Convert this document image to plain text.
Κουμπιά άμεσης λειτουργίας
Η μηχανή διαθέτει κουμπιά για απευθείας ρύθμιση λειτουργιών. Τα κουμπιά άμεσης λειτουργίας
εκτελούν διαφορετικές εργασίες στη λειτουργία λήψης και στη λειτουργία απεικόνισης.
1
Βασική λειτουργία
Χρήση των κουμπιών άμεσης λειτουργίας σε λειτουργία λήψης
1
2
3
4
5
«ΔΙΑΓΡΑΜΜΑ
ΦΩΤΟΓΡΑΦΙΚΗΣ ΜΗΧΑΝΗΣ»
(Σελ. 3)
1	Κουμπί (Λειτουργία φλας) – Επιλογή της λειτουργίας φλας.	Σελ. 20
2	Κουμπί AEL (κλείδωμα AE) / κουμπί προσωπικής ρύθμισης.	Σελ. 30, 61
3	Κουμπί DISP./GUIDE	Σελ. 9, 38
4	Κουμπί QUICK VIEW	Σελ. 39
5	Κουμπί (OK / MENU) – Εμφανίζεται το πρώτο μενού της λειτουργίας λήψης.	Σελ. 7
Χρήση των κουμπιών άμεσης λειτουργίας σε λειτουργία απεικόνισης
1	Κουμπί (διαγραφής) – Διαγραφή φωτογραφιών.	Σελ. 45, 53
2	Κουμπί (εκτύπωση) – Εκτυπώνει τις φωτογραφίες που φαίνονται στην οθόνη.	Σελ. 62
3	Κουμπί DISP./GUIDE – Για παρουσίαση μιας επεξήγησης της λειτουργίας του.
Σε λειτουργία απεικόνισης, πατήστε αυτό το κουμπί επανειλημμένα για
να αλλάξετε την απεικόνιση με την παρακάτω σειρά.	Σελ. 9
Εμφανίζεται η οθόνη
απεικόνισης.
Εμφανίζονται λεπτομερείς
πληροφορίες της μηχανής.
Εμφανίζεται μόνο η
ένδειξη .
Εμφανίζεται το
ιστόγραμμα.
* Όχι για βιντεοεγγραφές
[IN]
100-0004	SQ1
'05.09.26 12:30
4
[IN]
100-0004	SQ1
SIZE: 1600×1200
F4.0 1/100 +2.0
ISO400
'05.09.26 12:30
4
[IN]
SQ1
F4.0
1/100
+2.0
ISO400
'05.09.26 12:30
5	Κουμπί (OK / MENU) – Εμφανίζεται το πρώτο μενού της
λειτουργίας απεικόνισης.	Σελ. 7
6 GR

▶ Written request
Which lines of the material contain the string "λήψης"? List each of them.

▶ Answer below
εκτελούν διαφορετικές εργασίες στη λειτουργία λήψης και στη λειτουργία απεικόνισης.
Χρήση των κουμπιών άμεσης λειτουργίας σε λειτουργία λήψης
5	Κουμπί (OK / MENU) – Εμφανίζεται το πρώτο μενού της λειτουργίας λήψης.	Σελ. 7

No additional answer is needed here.